(Data items)
━━━━━━━━━━━━━━━━
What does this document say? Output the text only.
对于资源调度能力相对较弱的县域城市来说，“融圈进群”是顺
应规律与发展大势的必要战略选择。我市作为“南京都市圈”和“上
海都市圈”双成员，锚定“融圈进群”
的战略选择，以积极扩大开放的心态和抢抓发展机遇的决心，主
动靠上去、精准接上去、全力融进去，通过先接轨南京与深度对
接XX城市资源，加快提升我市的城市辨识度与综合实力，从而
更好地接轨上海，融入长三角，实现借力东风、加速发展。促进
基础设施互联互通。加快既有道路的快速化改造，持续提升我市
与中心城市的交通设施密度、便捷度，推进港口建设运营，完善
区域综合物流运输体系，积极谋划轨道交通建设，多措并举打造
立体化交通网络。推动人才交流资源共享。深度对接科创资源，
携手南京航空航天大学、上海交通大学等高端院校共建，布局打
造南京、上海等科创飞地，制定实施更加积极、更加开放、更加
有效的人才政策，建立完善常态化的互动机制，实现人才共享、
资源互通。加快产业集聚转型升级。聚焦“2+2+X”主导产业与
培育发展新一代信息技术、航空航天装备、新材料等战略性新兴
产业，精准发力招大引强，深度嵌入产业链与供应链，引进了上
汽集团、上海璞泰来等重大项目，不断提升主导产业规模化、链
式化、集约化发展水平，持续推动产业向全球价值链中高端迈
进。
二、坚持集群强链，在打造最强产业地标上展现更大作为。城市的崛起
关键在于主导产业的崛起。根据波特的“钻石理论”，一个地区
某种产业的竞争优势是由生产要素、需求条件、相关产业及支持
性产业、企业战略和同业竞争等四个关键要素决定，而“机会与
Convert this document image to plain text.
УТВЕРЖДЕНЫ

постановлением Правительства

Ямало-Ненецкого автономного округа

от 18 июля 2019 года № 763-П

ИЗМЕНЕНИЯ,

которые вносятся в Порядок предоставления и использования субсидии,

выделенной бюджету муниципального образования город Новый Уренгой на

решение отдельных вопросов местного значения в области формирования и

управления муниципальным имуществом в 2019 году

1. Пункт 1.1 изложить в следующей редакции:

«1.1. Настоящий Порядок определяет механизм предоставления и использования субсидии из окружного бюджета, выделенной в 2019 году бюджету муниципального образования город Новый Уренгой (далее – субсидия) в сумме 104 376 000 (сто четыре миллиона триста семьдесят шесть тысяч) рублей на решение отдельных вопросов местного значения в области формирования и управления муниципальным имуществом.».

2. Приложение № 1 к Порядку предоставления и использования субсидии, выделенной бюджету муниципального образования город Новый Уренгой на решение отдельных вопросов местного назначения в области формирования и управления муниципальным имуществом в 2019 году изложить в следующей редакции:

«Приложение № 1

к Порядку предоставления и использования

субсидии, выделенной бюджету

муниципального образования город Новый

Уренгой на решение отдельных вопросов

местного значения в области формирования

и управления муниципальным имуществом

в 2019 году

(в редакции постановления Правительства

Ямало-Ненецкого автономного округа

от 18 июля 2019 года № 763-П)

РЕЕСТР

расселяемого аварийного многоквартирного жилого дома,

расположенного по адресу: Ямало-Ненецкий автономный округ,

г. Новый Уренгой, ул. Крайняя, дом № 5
━━━━━━━━━━━━━━━━
Work to do
Only the number is needed here: how many lines of the records contain "Порядку"?

Full response
2